[Entries taken from a collection]
-------
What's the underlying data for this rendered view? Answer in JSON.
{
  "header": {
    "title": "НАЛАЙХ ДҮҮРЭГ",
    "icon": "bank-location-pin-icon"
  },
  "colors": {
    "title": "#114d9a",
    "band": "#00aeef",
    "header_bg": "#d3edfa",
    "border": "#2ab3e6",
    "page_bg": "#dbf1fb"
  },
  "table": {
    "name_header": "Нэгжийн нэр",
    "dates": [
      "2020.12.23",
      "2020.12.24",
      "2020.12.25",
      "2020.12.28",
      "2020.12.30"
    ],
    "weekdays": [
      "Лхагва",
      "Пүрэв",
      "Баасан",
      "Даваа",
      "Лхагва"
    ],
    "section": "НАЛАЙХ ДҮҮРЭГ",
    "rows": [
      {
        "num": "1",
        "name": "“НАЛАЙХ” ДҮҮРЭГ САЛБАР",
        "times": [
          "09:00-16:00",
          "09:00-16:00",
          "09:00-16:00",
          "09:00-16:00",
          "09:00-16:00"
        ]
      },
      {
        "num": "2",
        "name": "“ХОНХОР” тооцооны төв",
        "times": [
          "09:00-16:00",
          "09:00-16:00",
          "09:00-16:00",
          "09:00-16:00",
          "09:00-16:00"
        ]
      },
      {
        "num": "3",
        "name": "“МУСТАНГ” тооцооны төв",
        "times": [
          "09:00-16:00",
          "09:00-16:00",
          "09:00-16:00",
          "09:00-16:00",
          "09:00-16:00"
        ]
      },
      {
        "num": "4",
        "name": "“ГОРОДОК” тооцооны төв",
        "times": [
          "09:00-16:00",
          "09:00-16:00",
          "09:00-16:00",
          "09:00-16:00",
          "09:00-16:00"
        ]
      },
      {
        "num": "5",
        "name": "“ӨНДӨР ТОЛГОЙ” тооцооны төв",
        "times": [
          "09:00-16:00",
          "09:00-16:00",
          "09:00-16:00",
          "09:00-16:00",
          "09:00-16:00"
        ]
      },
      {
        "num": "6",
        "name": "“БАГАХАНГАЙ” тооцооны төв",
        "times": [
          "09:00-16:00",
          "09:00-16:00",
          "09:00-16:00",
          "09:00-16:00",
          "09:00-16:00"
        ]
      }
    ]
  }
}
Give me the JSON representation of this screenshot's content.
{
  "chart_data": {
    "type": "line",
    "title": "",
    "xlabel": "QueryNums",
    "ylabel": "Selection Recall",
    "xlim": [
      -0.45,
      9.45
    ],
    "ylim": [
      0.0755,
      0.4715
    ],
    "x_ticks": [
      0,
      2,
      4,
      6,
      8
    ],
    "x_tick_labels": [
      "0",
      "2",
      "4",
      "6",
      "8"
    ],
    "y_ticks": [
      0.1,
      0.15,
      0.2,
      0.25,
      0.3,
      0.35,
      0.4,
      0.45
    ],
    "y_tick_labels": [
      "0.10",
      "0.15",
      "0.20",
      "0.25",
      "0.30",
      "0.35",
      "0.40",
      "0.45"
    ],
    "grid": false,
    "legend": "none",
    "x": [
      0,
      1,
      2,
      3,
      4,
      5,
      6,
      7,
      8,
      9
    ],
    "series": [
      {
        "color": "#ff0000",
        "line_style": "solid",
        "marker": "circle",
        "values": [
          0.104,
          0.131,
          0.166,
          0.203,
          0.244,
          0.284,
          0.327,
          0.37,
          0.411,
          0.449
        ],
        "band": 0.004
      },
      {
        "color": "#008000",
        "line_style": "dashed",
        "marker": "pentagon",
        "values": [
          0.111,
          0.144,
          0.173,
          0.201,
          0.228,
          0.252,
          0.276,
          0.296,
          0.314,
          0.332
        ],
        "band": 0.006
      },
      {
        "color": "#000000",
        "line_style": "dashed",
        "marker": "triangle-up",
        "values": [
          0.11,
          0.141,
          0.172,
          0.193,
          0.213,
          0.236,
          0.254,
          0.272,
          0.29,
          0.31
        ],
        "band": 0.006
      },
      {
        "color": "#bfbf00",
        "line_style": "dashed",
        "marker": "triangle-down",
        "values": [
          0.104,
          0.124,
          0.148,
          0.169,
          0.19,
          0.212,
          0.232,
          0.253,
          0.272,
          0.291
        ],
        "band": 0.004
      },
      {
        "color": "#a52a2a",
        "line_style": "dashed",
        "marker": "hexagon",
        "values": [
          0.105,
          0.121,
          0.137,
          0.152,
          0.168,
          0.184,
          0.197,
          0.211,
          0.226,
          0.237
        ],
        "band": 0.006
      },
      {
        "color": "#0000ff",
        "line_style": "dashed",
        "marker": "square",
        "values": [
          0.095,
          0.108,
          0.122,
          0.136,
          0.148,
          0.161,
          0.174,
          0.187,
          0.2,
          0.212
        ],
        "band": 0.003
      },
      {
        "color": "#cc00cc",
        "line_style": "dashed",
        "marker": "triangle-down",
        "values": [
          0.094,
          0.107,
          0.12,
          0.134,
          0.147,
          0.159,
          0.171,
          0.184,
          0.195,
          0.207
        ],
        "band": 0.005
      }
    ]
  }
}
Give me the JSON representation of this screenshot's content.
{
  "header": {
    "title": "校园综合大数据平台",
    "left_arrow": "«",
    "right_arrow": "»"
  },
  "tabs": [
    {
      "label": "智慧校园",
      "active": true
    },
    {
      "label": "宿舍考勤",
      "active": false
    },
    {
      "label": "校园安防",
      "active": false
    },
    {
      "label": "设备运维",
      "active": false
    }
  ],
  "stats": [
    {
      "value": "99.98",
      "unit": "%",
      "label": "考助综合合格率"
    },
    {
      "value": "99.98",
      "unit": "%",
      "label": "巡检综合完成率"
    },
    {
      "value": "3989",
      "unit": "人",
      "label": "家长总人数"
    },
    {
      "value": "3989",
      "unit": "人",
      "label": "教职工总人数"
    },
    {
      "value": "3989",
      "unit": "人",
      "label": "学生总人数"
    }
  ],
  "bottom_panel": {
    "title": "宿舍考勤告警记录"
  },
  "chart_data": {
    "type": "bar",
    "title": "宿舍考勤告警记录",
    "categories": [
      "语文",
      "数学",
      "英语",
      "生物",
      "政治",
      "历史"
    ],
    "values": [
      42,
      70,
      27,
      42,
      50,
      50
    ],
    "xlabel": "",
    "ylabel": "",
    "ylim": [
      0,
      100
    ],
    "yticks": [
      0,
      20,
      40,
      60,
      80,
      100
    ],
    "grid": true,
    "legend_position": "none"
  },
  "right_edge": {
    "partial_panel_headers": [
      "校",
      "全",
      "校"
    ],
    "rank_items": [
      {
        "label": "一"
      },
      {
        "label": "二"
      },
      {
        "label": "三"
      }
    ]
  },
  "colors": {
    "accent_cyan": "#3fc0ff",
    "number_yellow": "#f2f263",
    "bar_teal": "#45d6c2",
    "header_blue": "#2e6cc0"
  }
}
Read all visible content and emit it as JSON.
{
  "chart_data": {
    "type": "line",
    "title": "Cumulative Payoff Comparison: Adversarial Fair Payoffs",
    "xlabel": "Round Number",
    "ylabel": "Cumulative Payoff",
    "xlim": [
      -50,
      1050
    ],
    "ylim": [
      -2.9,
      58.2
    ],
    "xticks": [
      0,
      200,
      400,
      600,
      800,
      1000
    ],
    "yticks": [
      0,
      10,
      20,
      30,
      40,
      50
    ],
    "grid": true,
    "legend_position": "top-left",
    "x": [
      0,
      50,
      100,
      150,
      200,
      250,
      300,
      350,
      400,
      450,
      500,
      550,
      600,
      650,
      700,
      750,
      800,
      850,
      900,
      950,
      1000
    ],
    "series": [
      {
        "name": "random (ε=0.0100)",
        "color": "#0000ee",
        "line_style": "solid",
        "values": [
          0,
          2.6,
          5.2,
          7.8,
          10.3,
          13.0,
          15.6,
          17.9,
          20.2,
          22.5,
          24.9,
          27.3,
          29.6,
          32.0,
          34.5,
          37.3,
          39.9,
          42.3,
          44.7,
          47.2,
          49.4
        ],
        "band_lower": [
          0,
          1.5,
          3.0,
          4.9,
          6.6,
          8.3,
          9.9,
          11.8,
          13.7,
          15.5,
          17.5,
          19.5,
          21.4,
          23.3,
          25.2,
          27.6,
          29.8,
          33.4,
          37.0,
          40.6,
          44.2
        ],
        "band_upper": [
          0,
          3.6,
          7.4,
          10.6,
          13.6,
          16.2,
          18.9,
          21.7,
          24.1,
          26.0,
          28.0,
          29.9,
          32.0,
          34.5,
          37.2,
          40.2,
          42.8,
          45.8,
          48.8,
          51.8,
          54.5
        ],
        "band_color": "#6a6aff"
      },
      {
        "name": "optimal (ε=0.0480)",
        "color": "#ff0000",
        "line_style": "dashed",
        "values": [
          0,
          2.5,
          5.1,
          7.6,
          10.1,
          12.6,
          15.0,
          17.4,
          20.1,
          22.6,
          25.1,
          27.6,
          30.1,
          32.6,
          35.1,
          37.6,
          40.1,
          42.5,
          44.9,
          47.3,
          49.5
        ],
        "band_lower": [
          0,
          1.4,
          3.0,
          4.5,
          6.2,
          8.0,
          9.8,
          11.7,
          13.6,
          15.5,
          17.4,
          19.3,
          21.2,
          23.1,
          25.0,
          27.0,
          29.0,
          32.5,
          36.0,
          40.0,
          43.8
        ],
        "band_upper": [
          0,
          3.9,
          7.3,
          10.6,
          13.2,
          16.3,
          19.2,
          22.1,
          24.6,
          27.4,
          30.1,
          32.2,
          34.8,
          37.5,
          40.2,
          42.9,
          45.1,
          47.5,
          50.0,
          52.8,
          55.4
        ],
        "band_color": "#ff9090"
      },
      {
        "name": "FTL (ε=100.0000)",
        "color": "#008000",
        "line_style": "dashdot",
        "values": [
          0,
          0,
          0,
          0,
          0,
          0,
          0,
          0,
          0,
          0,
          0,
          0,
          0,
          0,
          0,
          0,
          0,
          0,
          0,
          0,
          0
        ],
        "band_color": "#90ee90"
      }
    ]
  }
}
-------
§ **Exercise goal**
Check each line of the records above for "title", and copy those that have it.

§ **Exercise solution**
    "title": "НАЛАЙХ ДҮҮРЭГ",
    "title": "#114d9a",
    "title": "",
    "title": "校园综合大数据平台",
    "title": "宿舍考勤告警记录"
    "title": "宿舍考勤告警记录",
    "title": "Cumulative Payoff Comparison: Adversarial Fair Payoffs",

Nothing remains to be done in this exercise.